### What the exercise asks:
Copy out all lines that carry the word "simultaneous".

(Collected data entries)
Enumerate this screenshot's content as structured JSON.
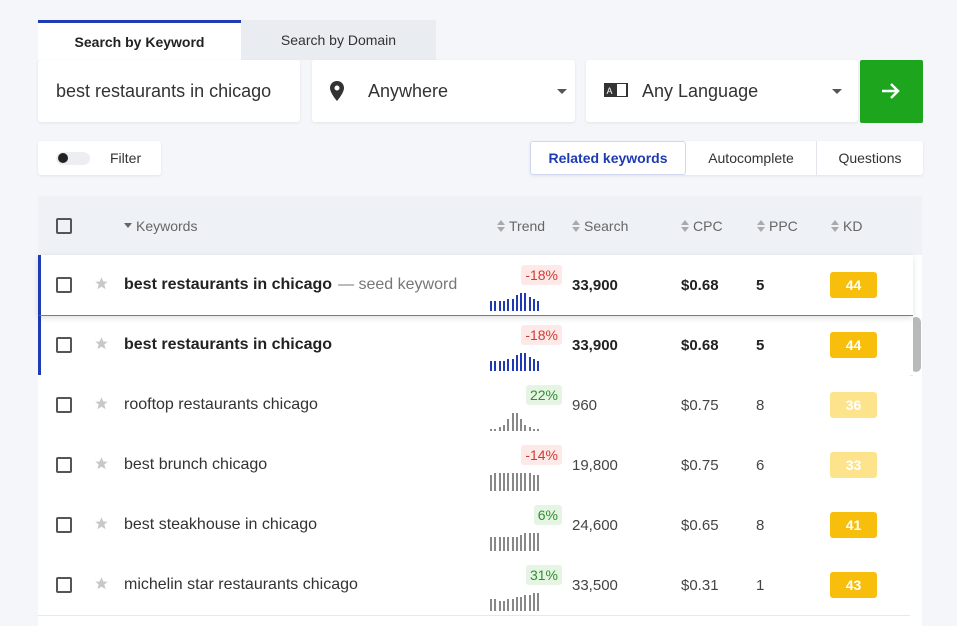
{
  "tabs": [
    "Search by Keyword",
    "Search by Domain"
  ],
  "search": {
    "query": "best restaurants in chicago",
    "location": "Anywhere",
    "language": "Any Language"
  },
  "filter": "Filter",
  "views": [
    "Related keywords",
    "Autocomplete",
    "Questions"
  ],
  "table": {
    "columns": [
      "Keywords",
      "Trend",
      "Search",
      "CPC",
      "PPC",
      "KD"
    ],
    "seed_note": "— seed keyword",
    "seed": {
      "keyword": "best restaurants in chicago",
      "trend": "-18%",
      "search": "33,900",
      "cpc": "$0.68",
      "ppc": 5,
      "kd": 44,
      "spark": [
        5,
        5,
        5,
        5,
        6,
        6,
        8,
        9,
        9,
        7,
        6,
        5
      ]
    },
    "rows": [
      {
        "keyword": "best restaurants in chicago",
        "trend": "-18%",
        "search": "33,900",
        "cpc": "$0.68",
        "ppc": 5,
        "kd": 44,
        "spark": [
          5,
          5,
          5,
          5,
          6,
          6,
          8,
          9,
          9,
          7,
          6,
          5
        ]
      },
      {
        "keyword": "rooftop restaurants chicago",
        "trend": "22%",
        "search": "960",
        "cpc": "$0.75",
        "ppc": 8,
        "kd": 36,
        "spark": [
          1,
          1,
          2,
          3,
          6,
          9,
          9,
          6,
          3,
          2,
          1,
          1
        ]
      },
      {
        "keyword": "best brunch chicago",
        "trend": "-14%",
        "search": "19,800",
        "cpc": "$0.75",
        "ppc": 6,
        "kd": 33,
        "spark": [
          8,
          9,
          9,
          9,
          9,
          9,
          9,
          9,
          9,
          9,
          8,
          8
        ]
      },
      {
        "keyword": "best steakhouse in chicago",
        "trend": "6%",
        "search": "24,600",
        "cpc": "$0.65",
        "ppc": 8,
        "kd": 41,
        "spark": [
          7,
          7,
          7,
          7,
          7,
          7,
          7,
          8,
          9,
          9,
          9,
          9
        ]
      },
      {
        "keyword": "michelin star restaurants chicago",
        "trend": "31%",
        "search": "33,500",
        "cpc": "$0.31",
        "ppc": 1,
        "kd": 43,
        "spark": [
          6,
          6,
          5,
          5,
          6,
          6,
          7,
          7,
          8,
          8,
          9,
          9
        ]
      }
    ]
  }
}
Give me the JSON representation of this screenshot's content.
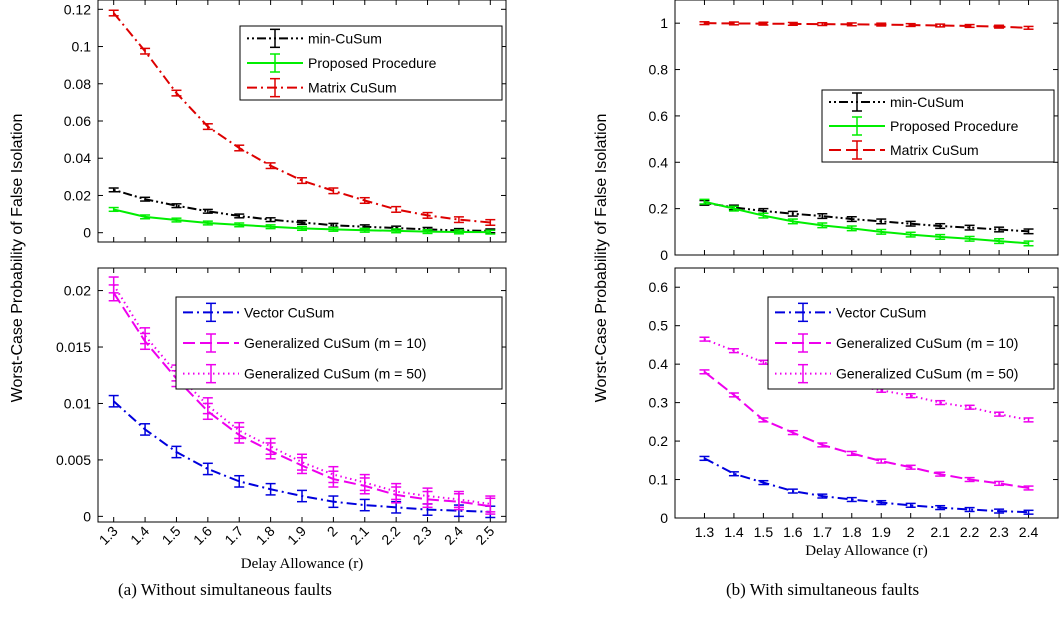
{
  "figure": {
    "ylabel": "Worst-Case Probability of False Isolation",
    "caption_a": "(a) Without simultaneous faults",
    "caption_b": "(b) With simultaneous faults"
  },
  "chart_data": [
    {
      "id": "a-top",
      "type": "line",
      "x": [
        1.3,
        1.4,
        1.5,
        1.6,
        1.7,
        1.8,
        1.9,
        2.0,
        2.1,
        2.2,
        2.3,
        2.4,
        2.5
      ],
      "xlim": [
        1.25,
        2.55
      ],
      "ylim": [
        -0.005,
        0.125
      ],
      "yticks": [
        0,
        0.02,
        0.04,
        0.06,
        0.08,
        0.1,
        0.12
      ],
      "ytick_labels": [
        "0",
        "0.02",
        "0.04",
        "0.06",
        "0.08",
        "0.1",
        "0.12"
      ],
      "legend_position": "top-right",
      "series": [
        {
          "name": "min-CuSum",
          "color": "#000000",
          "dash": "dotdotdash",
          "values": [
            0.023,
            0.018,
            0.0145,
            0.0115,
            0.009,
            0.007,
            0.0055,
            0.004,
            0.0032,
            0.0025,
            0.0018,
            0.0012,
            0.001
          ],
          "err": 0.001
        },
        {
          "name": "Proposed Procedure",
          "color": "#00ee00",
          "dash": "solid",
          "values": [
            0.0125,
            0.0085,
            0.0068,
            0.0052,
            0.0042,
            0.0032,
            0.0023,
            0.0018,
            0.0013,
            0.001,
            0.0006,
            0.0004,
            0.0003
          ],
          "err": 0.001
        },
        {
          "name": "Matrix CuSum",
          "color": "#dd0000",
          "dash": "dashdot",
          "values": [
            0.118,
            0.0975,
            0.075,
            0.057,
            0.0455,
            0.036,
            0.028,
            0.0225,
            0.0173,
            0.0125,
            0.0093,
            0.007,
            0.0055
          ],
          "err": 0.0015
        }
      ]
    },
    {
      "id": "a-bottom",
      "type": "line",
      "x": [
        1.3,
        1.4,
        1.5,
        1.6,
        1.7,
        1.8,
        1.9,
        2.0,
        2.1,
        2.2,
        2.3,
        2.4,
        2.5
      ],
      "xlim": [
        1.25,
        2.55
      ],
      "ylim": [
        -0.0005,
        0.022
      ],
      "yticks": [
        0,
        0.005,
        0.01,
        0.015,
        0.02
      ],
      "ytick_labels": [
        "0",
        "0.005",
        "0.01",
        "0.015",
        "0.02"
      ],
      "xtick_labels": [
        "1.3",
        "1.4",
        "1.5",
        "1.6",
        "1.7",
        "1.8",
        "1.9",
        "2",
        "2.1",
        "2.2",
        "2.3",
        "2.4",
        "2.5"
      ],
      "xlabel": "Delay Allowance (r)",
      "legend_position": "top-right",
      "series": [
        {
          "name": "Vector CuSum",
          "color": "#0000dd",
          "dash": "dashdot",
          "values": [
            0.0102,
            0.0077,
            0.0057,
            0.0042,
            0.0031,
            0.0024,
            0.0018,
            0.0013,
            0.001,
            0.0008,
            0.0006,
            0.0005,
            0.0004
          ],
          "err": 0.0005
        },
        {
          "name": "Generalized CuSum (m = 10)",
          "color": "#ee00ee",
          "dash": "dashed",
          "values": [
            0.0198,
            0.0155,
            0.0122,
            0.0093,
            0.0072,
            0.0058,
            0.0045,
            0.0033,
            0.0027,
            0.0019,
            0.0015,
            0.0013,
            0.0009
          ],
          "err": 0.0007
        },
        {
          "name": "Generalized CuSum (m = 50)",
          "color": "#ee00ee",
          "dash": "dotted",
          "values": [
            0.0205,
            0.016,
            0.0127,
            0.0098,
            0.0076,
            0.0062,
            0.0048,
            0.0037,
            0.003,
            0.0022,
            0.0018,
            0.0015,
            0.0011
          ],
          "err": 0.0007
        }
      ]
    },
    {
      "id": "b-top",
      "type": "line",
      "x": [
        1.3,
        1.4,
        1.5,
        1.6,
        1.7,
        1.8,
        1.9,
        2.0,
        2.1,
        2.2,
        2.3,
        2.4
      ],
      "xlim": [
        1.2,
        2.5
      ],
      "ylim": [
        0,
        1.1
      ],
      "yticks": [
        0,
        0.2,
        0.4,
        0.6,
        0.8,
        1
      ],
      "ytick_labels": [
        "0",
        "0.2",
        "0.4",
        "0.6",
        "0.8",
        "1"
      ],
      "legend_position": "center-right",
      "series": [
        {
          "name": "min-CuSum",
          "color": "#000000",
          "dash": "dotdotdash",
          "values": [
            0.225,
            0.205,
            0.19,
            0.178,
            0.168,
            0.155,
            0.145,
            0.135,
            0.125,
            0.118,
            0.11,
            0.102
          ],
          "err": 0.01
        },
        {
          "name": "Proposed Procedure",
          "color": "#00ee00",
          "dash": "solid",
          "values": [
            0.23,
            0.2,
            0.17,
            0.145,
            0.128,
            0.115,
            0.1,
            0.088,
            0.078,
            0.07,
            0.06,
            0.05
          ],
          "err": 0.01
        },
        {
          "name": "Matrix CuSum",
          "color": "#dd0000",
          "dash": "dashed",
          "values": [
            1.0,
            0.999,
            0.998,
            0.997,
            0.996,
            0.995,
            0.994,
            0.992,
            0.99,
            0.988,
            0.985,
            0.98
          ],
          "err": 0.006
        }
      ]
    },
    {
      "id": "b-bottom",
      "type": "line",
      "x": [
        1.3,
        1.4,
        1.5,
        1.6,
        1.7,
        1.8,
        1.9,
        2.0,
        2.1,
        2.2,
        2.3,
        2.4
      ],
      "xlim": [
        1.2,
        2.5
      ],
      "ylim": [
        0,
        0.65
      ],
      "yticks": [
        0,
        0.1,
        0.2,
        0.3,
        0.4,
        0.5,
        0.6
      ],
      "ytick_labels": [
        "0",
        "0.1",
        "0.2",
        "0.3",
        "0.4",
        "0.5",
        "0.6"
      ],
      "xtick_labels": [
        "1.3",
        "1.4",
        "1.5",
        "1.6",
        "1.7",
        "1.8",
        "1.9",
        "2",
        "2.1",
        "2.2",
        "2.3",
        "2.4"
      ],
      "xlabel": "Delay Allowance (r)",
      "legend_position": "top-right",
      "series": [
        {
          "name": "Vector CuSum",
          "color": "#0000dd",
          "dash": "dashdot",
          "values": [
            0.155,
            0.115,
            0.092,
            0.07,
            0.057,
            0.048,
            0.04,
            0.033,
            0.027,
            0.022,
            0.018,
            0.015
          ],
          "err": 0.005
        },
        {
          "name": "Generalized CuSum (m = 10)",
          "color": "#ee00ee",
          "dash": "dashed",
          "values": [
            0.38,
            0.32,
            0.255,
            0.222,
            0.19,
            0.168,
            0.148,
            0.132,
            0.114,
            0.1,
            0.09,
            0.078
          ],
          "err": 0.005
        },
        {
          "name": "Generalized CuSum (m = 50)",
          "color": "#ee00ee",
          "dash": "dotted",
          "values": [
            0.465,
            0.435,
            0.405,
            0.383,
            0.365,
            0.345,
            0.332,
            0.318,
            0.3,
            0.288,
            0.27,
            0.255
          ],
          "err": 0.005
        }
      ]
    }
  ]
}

### Complete answer:
    "caption_a": "(a) Without simultaneous faults",
    "caption_b": "(b) With simultaneous faults"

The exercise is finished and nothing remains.